**Items listed in a dataset**
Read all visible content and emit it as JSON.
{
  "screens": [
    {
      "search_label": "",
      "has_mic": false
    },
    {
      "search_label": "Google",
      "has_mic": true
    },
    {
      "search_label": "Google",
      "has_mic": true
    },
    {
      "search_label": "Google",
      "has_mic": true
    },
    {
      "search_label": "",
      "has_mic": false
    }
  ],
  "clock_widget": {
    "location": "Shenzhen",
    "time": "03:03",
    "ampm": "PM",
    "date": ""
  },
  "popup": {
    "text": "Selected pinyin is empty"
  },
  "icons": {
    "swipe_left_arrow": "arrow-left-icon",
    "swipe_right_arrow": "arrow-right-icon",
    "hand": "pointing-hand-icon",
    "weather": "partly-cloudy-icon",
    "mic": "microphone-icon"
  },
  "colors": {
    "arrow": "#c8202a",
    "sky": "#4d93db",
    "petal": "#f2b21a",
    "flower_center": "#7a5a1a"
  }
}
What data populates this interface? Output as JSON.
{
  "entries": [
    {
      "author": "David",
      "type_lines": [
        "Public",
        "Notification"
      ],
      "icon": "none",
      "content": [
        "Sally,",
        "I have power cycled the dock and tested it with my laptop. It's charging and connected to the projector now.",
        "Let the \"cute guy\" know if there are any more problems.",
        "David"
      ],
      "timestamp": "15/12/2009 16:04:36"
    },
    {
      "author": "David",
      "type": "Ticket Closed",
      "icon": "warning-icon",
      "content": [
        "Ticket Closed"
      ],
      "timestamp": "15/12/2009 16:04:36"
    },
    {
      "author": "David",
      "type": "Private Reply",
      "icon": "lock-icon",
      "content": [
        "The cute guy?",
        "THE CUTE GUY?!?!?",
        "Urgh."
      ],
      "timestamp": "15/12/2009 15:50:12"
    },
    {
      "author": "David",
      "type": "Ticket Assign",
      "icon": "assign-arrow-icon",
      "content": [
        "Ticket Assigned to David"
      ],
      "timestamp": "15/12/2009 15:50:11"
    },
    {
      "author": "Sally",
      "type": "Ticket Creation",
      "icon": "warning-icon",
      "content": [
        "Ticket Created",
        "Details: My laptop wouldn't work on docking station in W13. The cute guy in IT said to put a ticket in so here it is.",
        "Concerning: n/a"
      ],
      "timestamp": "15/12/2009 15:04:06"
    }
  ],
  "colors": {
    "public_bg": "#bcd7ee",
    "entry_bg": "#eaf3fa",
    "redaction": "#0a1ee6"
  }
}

**Exercise goal**
For this exercise, gather every line of the data that contains the word "JSON".

**Solution for this exercise**
Read all visible content and emit it as JSON.
What data populates this interface? Output as JSON.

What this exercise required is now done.